- **AIM**: Find the lines that hold "heading". Report only how many there are.
>> Begin EXTRACTED INFORMATION
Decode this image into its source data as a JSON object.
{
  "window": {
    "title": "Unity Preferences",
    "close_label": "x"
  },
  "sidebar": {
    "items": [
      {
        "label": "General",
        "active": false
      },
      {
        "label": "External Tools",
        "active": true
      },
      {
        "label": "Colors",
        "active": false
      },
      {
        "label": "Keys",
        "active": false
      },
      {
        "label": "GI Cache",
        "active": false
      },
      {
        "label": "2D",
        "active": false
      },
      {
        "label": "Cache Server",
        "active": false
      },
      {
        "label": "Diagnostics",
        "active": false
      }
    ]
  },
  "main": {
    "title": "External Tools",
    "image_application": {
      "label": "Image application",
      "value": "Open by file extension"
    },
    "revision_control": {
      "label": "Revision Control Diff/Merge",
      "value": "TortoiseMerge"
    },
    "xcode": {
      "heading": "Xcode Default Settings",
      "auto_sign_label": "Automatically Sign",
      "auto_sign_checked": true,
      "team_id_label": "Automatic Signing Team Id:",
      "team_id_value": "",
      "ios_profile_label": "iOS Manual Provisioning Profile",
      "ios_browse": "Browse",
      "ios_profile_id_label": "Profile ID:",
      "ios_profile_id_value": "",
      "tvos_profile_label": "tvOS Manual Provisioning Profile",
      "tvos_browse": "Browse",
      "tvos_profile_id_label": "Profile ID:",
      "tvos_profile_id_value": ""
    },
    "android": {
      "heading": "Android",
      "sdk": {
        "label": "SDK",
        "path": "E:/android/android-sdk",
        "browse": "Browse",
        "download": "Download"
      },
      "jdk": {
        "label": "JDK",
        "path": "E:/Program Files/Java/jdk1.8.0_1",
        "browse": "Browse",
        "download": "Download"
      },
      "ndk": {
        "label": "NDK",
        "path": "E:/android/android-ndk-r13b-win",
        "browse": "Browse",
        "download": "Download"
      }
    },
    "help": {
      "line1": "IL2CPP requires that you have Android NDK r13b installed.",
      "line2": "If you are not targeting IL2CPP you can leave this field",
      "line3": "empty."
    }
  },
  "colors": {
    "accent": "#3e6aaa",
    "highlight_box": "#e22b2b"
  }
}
>> End EXTRACTED INFORMATION
- **EXERCISE ANSWER**: 2